- [TASK]
Where a line in the listing below contains the word "data", copy that line.

++++++++++

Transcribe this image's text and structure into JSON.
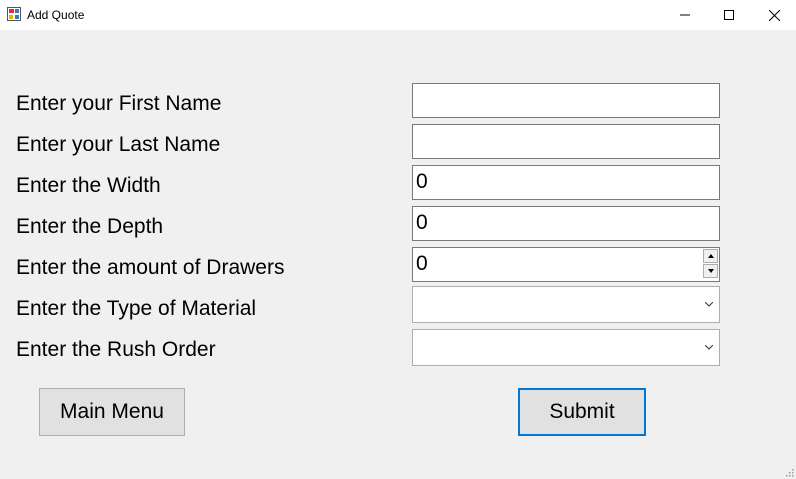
{
  "window": {
    "title": "Add Quote",
    "minimize_symbol": "—",
    "maximize_symbol": "☐",
    "close_symbol": "✕",
    "icon": "app-form-icon"
  },
  "form": {
    "fields": [
      {
        "label": "Enter your First Name",
        "value": ""
      },
      {
        "label": "Enter your Last Name",
        "value": ""
      },
      {
        "label": "Enter the Width",
        "value": "0"
      },
      {
        "label": "Enter the Depth",
        "value": "0"
      },
      {
        "label": "Enter the amount of Drawers",
        "value": "0"
      },
      {
        "label": "Enter the Type of Material",
        "value": ""
      },
      {
        "label": "Enter the Rush Order",
        "value": ""
      }
    ]
  },
  "buttons": {
    "main_menu": "Main Menu",
    "submit": "Submit"
  },
  "colors": {
    "background": "#f0f0f0",
    "focus_border": "#0078d7"
  }
}
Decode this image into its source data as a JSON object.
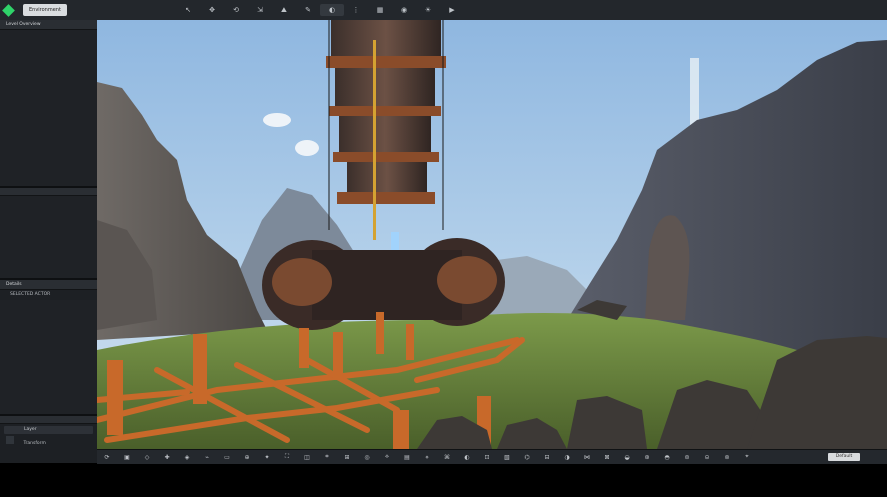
{
  "topbar": {
    "tab_label": "Environment",
    "tools": [
      {
        "name": "select-tool-icon",
        "glyph": "↖"
      },
      {
        "name": "move-tool-icon",
        "glyph": "✥"
      },
      {
        "name": "rotate-tool-icon",
        "glyph": "⟲"
      },
      {
        "name": "scale-tool-icon",
        "glyph": "⇲"
      },
      {
        "name": "terrain-tool-icon",
        "glyph": "⛰"
      },
      {
        "name": "paint-tool-icon",
        "glyph": "✎"
      },
      {
        "name": "material-tool-icon",
        "glyph": "◐"
      },
      {
        "name": "snap-tool-icon",
        "glyph": "⋮"
      },
      {
        "name": "grid-tool-icon",
        "glyph": "▦"
      },
      {
        "name": "camera-tool-icon",
        "glyph": "◉"
      },
      {
        "name": "light-tool-icon",
        "glyph": "☀"
      },
      {
        "name": "play-tool-icon",
        "glyph": "▶"
      }
    ]
  },
  "left": {
    "panel1_title": "Level Overview",
    "panel2_title": "Details",
    "panel2_row": "SELECTED ACTOR",
    "bottom_label_1": "Layer",
    "bottom_label_2": "Transform"
  },
  "bottombar": {
    "field_value": "Default",
    "icons": [
      "⟳",
      "▣",
      "◇",
      "✚",
      "◈",
      "⌁",
      "▭",
      "⊕",
      "✦",
      "⛶",
      "◫",
      "⌗",
      "⊞",
      "◎",
      "⟡",
      "▤",
      "⋄",
      "⌘",
      "◐",
      "⊡",
      "▧",
      "⌬",
      "⊟",
      "◑",
      "⋈",
      "⊠",
      "◒",
      "⊛",
      "◓",
      "⊜",
      "⊝",
      "⊚",
      "⌖"
    ]
  },
  "colors": {
    "accent": "#2fd36a",
    "sky_top": "#9fc3e6",
    "grass": "#5f7a38",
    "pipe": "#c8692a"
  }
}
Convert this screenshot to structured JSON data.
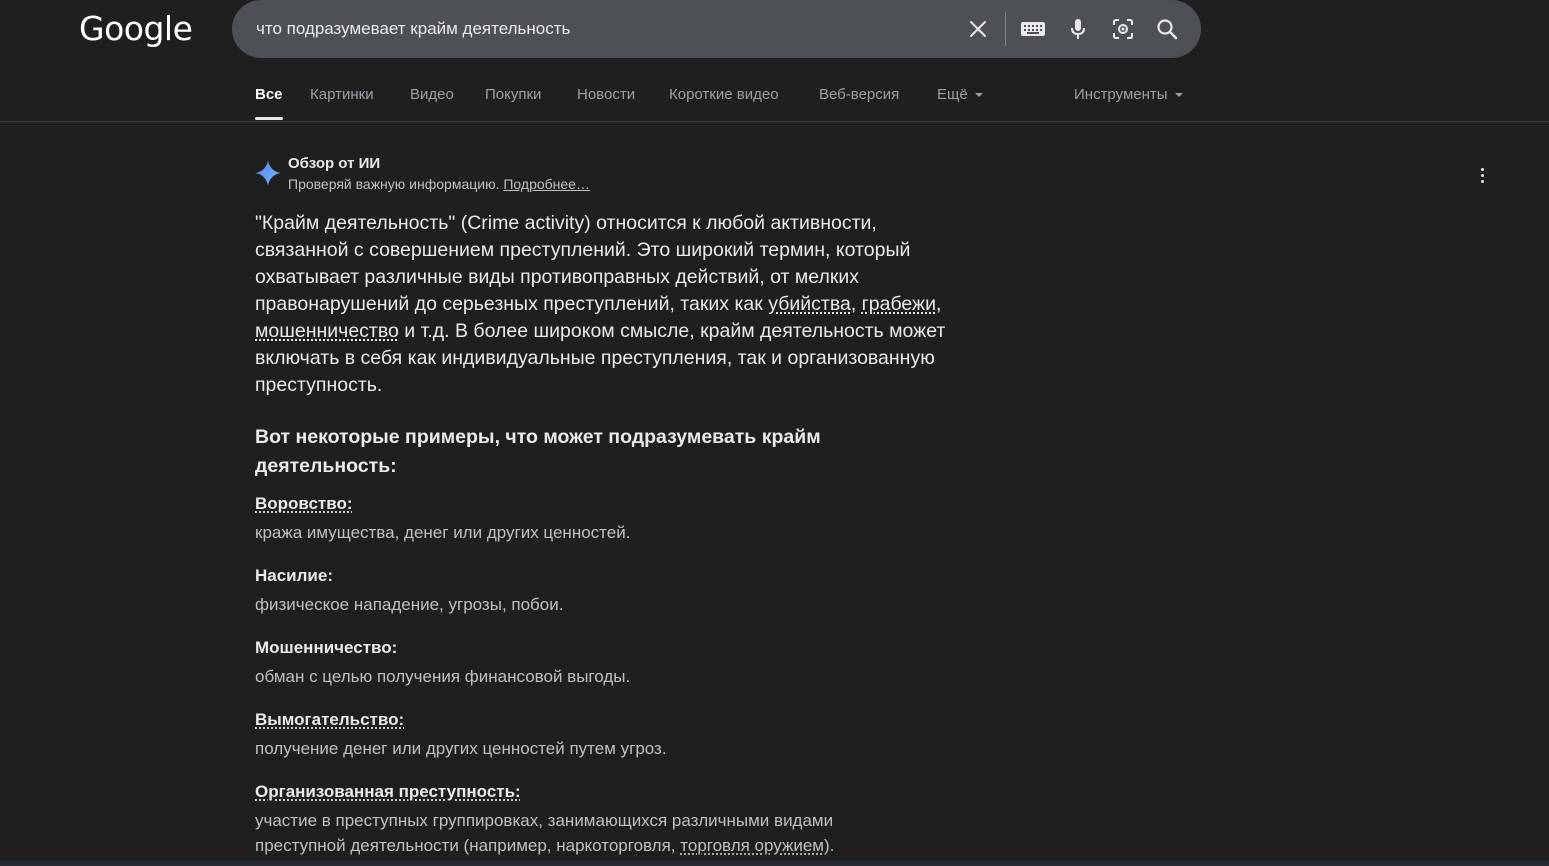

++++++++++

- [TASK RESULT]
Decode this image into its source data as a JSON object.
Convert this screenshot to structured JSON data.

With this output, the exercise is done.